Take the line that contains "Convert this document image to plain text." and each line after it in the material below, and transcribe them exactly, stopping at the end.
○ ○ ○
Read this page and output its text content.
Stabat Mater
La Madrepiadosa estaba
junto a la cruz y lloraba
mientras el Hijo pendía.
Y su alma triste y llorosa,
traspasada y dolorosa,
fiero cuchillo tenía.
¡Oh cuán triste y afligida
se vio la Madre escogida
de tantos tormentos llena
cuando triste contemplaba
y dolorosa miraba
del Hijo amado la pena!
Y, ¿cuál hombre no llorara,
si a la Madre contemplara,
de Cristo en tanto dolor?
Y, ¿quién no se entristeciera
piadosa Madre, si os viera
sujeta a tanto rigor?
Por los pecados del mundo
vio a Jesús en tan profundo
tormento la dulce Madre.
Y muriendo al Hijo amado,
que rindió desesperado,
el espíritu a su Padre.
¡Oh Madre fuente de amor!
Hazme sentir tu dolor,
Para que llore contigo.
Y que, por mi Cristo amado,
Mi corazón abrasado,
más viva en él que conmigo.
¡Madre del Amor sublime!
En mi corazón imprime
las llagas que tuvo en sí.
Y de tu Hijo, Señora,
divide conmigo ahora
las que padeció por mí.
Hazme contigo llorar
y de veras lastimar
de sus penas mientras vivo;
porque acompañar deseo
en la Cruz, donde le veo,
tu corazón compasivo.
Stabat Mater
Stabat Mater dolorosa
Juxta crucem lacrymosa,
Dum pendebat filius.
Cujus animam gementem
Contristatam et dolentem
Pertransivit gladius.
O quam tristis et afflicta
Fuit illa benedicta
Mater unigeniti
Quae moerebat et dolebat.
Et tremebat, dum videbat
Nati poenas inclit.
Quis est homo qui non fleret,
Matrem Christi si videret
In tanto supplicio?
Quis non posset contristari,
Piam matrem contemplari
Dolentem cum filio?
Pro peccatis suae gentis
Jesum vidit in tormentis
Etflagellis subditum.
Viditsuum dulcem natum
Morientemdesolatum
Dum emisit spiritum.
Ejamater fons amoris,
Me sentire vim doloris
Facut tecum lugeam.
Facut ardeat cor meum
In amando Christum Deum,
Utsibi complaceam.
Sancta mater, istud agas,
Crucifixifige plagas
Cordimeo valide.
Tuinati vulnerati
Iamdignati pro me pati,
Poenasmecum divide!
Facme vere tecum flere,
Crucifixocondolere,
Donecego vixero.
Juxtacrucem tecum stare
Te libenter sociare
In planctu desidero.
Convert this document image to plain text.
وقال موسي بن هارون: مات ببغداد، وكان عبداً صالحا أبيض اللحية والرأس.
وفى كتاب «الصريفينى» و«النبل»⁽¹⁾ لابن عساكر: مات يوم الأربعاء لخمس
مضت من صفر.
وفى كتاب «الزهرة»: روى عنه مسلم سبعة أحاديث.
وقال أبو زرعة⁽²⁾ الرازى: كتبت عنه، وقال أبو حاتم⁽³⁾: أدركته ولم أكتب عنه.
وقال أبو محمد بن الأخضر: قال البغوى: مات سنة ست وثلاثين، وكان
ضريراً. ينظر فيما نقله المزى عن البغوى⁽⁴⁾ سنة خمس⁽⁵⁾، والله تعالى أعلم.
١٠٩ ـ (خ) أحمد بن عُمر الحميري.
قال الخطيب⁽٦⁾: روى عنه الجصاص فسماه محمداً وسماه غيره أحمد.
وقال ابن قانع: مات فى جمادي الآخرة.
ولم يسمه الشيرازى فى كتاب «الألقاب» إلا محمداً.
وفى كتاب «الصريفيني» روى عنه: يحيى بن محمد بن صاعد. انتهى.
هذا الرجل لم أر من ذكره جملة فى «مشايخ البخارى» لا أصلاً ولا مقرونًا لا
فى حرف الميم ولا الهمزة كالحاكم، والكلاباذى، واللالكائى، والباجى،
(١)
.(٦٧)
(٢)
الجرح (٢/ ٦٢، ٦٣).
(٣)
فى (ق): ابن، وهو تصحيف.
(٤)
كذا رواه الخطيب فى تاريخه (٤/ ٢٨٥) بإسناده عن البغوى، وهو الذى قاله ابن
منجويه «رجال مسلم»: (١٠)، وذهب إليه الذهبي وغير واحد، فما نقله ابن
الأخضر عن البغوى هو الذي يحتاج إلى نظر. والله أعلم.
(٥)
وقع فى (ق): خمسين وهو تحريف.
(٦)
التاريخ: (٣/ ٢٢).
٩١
○ ○ ○
● **Result of this exercise**:
Convert this document image to plain text.
وقال موسي بن هارون: مات ببغداد، وكان عبداً صالحا أبيض اللحية والرأس.
وفى كتاب «الصريفينى» و«النبل»⁽¹⁾ لابن عساكر: مات يوم الأربعاء لخمس
مضت من صفر.
وفى كتاب «الزهرة»: روى عنه مسلم سبعة أحاديث.
وقال أبو زرعة⁽²⁾ الرازى: كتبت عنه، وقال أبو حاتم⁽³⁾: أدركته ولم أكتب عنه.
وقال أبو محمد بن الأخضر: قال البغوى: مات سنة ست وثلاثين، وكان
ضريراً. ينظر فيما نقله المزى عن البغوى⁽⁴⁾ سنة خمس⁽⁵⁾، والله تعالى أعلم.
١٠٩ ـ (خ) أحمد بن عُمر الحميري.
قال الخطيب⁽٦⁾: روى عنه الجصاص فسماه محمداً وسماه غيره أحمد.
وقال ابن قانع: مات فى جمادي الآخرة.
ولم يسمه الشيرازى فى كتاب «الألقاب» إلا محمداً.
وفى كتاب «الصريفيني» روى عنه: يحيى بن محمد بن صاعد. انتهى.
هذا الرجل لم أر من ذكره جملة فى «مشايخ البخارى» لا أصلاً ولا مقرونًا لا
فى حرف الميم ولا الهمزة كالحاكم، والكلاباذى، واللالكائى، والباجى،
(١)
.(٦٧)
(٢)
الجرح (٢/ ٦٢، ٦٣).
(٣)
فى (ق): ابن، وهو تصحيف.
(٤)
كذا رواه الخطيب فى تاريخه (٤/ ٢٨٥) بإسناده عن البغوى، وهو الذى قاله ابن
منجويه «رجال مسلم»: (١٠)، وذهب إليه الذهبي وغير واحد، فما نقله ابن
الأخضر عن البغوى هو الذي يحتاج إلى نظر. والله أعلم.
(٥)
وقع فى (ق): خمسين وهو تحريف.
(٦)
التاريخ: (٣/ ٢٢).
٩١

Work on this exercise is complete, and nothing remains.